**TASK REQUIREMENTS**: Only the pictures are omitted; repeat all other data exactly.

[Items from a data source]
## BEGIN

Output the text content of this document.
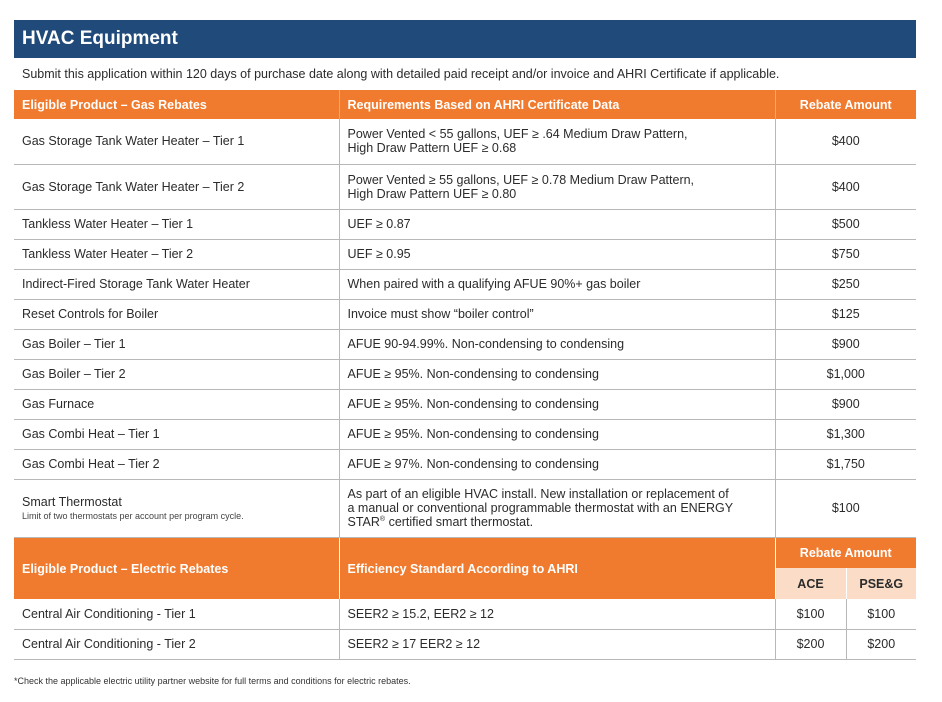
HVAC Equipment
Submit this application within 120 days of purchase date along with detailed paid receipt and/or invoice and AHRI Certificate if applicable.
Eligible Product – Gas Rebates	Requirements Based on AHRI Certificate Data	Rebate Amount
Gas Storage Tank Water Heater – Tier 1	Power Vented < 55 gallons, UEF ≥ .64 Medium Draw Pattern,
High Draw Pattern UEF ≥ 0.68	$400
Gas Storage Tank Water Heater – Tier 2	Power Vented ≥ 55 gallons, UEF ≥ 0.78 Medium Draw Pattern,
High Draw Pattern UEF ≥ 0.80	$400
Tankless Water Heater – Tier 1	UEF ≥ 0.87	$500
Tankless Water Heater – Tier 2	UEF ≥ 0.95	$750
Indirect-Fired Storage Tank Water Heater	When paired with a qualifying AFUE 90%+ gas boiler	$250
Reset Controls for Boiler	Invoice must show “boiler control”	$125
Gas Boiler – Tier 1	AFUE 90-94.99%. Non-condensing to condensing	$900
Gas Boiler – Tier 2	AFUE ≥ 95%. Non-condensing to condensing	$1,000
Gas Furnace	AFUE ≥ 95%. Non-condensing to condensing	$900
Gas Combi Heat – Tier 1	AFUE ≥ 95%. Non-condensing to condensing	$1,300
Gas Combi Heat – Tier 2	AFUE ≥ 97%. Non-condensing to condensing	$1,750
Smart Thermostat
Limit of two thermostats per account per program cycle.	As part of an eligible HVAC install. New installation or replacement of
a manual or conventional programmable thermostat with an ENERGY
STAR® certified smart thermostat.	$100
Eligible Product – Electric Rebates	Efficiency Standard According to AHRI	Rebate Amount	
		ACE	PSE&G
Central Air Conditioning - Tier 1	SEER2 ≥ 15.2, EER2 ≥ 12	$100	$100
Central Air Conditioning - Tier 2	SEER2 ≥ 17 EER2 ≥ 12	$200	$200
*Check the applicable electric utility partner website for full terms and conditions for electric rebates.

## END

**CORRECT RESPONSE**:
Output the text content of this document.
HVAC Equipment
Submit this application within 120 days of purchase date along with detailed paid receipt and/or invoice and AHRI Certificate if applicable.
Eligible Product – Gas Rebates	Requirements Based on AHRI Certificate Data	Rebate Amount
Gas Storage Tank Water Heater – Tier 1	Power Vented < 55 gallons, UEF ≥ .64 Medium Draw Pattern,
High Draw Pattern UEF ≥ 0.68	$400
Gas Storage Tank Water Heater – Tier 2	Power Vented ≥ 55 gallons, UEF ≥ 0.78 Medium Draw Pattern,
High Draw Pattern UEF ≥ 0.80	$400
Tankless Water Heater – Tier 1	UEF ≥ 0.87	$500
Tankless Water Heater – Tier 2	UEF ≥ 0.95	$750
Indirect-Fired Storage Tank Water Heater	When paired with a qualifying AFUE 90%+ gas boiler	$250
Reset Controls for Boiler	Invoice must show “boiler control”	$125
Gas Boiler – Tier 1	AFUE 90-94.99%. Non-condensing to condensing	$900
Gas Boiler – Tier 2	AFUE ≥ 95%. Non-condensing to condensing	$1,000
Gas Furnace	AFUE ≥ 95%. Non-condensing to condensing	$900
Gas Combi Heat – Tier 1	AFUE ≥ 95%. Non-condensing to condensing	$1,300
Gas Combi Heat – Tier 2	AFUE ≥ 97%. Non-condensing to condensing	$1,750
Smart Thermostat
Limit of two thermostats per account per program cycle.	As part of an eligible HVAC install. New installation or replacement of
a manual or conventional programmable thermostat with an ENERGY
STAR® certified smart thermostat.	$100
Eligible Product – Electric Rebates	Efficiency Standard According to AHRI	Rebate Amount	
		ACE	PSE&G
Central Air Conditioning - Tier 1	SEER2 ≥ 15.2, EER2 ≥ 12	$100	$100
Central Air Conditioning - Tier 2	SEER2 ≥ 17 EER2 ≥ 12	$200	$200
*Check the applicable electric utility partner website for full terms and conditions for electric rebates.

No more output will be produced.